-- Start of Data provided --
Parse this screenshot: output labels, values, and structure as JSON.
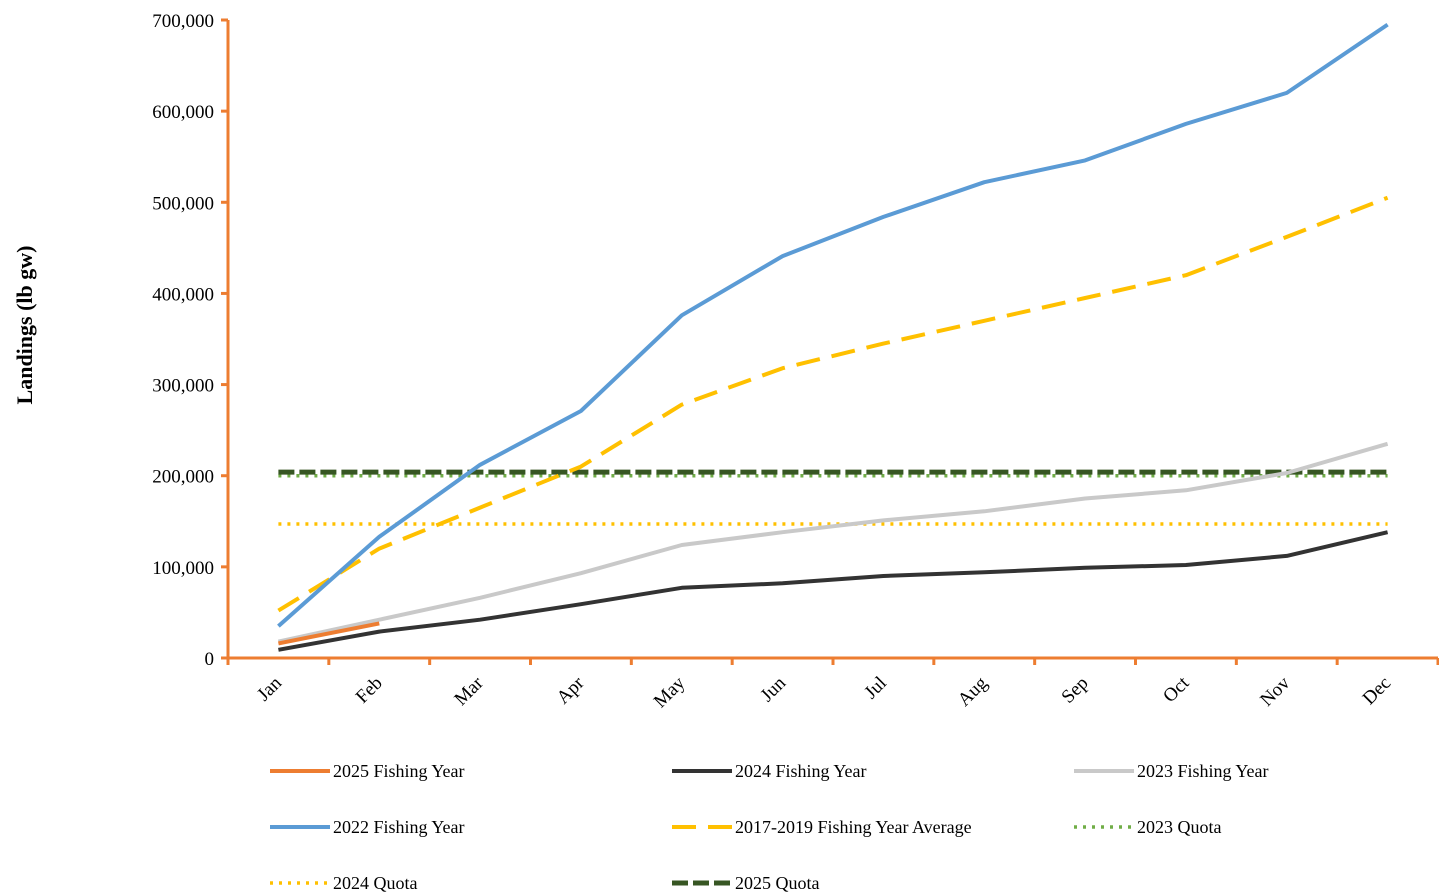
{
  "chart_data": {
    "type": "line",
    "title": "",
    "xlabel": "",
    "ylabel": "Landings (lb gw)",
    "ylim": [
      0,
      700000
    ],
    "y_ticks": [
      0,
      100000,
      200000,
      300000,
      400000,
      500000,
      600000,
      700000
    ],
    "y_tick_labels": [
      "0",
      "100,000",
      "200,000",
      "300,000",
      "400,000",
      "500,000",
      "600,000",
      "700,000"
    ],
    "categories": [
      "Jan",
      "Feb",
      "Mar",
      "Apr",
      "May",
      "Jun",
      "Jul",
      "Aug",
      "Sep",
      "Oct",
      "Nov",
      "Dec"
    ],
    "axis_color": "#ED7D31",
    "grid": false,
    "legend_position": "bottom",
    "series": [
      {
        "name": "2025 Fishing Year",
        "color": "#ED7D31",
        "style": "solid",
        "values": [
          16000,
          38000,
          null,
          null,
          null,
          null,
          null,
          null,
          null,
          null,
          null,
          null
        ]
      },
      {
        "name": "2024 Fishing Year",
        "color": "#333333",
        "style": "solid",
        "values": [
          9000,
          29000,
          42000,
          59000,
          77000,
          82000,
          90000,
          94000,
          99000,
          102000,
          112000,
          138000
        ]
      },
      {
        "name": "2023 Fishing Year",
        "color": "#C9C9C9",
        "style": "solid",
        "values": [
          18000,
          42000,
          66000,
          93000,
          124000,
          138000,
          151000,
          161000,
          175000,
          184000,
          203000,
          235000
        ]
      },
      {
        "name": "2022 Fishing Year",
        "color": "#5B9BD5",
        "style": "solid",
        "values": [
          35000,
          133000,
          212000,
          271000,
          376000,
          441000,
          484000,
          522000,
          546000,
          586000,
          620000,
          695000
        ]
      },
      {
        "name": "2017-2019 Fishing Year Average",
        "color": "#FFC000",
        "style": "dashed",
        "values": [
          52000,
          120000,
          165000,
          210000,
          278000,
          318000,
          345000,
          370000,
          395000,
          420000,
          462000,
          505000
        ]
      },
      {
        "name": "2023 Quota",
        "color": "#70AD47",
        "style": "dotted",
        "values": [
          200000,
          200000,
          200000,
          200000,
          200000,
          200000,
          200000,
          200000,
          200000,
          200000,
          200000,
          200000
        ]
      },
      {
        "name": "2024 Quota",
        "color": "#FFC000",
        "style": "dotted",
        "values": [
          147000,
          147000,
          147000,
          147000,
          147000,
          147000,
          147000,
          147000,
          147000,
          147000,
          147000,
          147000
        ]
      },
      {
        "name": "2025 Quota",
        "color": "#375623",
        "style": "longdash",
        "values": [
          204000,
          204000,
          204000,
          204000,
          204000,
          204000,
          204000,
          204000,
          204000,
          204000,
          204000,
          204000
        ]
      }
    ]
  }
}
-- End of Data provided --
**What you are asked to do:**
Output all of the data exactly as it stands, minus any images.

**Final result:**
Parse this screenshot: output labels, values, and structure as JSON.
{
  "chart_data": {
    "type": "line",
    "title": "",
    "xlabel": "",
    "ylabel": "Landings (lb gw)",
    "ylim": [
      0,
      700000
    ],
    "y_ticks": [
      0,
      100000,
      200000,
      300000,
      400000,
      500000,
      600000,
      700000
    ],
    "y_tick_labels": [
      "0",
      "100,000",
      "200,000",
      "300,000",
      "400,000",
      "500,000",
      "600,000",
      "700,000"
    ],
    "categories": [
      "Jan",
      "Feb",
      "Mar",
      "Apr",
      "May",
      "Jun",
      "Jul",
      "Aug",
      "Sep",
      "Oct",
      "Nov",
      "Dec"
    ],
    "axis_color": "#ED7D31",
    "grid": false,
    "legend_position": "bottom",
    "series": [
      {
        "name": "2025 Fishing Year",
        "color": "#ED7D31",
        "style": "solid",
        "values": [
          16000,
          38000,
          null,
          null,
          null,
          null,
          null,
          null,
          null,
          null,
          null,
          null
        ]
      },
      {
        "name": "2024 Fishing Year",
        "color": "#333333",
        "style": "solid",
        "values": [
          9000,
          29000,
          42000,
          59000,
          77000,
          82000,
          90000,
          94000,
          99000,
          102000,
          112000,
          138000
        ]
      },
      {
        "name": "2023 Fishing Year",
        "color": "#C9C9C9",
        "style": "solid",
        "values": [
          18000,
          42000,
          66000,
          93000,
          124000,
          138000,
          151000,
          161000,
          175000,
          184000,
          203000,
          235000
        ]
      },
      {
        "name": "2022 Fishing Year",
        "color": "#5B9BD5",
        "style": "solid",
        "values": [
          35000,
          133000,
          212000,
          271000,
          376000,
          441000,
          484000,
          522000,
          546000,
          586000,
          620000,
          695000
        ]
      },
      {
        "name": "2017-2019 Fishing Year Average",
        "color": "#FFC000",
        "style": "dashed",
        "values": [
          52000,
          120000,
          165000,
          210000,
          278000,
          318000,
          345000,
          370000,
          395000,
          420000,
          462000,
          505000
        ]
      },
      {
        "name": "2023 Quota",
        "color": "#70AD47",
        "style": "dotted",
        "values": [
          200000,
          200000,
          200000,
          200000,
          200000,
          200000,
          200000,
          200000,
          200000,
          200000,
          200000,
          200000
        ]
      },
      {
        "name": "2024 Quota",
        "color": "#FFC000",
        "style": "dotted",
        "values": [
          147000,
          147000,
          147000,
          147000,
          147000,
          147000,
          147000,
          147000,
          147000,
          147000,
          147000,
          147000
        ]
      },
      {
        "name": "2025 Quota",
        "color": "#375623",
        "style": "longdash",
        "values": [
          204000,
          204000,
          204000,
          204000,
          204000,
          204000,
          204000,
          204000,
          204000,
          204000,
          204000,
          204000
        ]
      }
    ]
  }
}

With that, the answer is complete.